THE TASK: Would you go through the records below and copy each line with the string "JSON"?

Figure content listings
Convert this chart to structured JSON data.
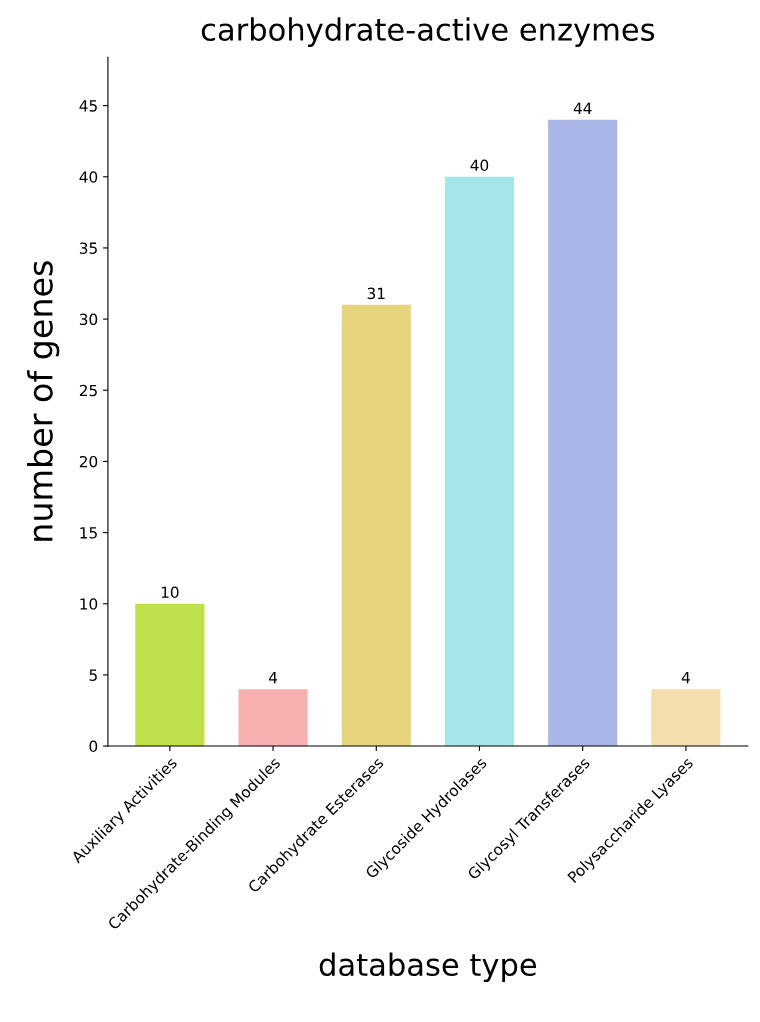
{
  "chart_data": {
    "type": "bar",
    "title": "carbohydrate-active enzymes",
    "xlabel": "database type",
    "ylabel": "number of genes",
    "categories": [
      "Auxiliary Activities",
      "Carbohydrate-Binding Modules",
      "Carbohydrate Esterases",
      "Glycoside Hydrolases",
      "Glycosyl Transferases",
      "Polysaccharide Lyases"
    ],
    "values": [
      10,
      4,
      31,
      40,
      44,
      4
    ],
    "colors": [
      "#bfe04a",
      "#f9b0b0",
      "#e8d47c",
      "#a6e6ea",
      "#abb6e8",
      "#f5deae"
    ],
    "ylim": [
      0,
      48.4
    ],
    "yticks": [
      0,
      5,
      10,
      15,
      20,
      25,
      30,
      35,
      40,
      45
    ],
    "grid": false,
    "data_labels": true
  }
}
---
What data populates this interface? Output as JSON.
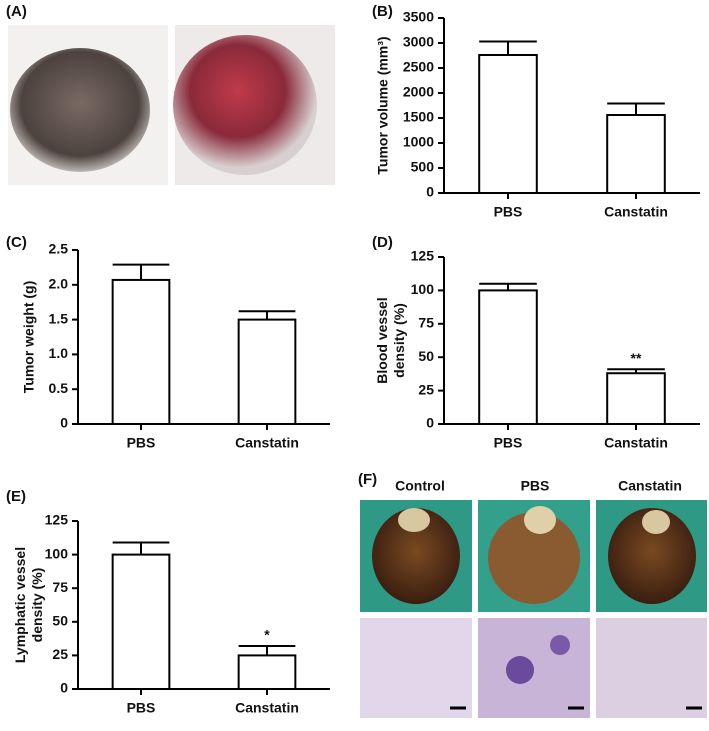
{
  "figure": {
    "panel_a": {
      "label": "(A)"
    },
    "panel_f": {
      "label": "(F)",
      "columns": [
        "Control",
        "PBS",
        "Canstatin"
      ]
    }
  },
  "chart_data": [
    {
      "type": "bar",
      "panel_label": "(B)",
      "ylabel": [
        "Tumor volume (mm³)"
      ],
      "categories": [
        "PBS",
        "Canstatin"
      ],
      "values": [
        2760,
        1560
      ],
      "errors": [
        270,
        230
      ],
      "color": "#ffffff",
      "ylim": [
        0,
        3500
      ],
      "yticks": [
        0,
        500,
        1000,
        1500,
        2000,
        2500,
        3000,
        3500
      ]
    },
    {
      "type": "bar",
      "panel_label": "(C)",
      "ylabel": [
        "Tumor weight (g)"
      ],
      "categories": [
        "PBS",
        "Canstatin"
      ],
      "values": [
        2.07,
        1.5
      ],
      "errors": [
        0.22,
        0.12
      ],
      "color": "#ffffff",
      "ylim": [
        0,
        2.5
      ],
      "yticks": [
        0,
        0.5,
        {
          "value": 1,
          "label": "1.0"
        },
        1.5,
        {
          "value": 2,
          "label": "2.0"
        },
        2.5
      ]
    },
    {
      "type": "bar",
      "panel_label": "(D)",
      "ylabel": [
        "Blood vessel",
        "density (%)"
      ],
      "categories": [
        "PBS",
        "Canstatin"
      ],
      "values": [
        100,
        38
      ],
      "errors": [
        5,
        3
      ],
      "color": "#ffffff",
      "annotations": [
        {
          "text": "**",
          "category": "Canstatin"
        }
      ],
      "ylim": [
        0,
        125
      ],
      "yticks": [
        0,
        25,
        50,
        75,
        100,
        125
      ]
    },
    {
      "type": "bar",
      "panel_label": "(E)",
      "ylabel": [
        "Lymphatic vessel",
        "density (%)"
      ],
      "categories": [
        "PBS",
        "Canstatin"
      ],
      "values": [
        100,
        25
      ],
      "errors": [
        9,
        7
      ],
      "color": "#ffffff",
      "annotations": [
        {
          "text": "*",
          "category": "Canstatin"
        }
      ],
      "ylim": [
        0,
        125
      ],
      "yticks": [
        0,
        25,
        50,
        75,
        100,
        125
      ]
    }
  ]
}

RESPONSE TO THIS EXERCISE:
Convert this chart to structured JSON data.
What data populates this interface? Output as JSON.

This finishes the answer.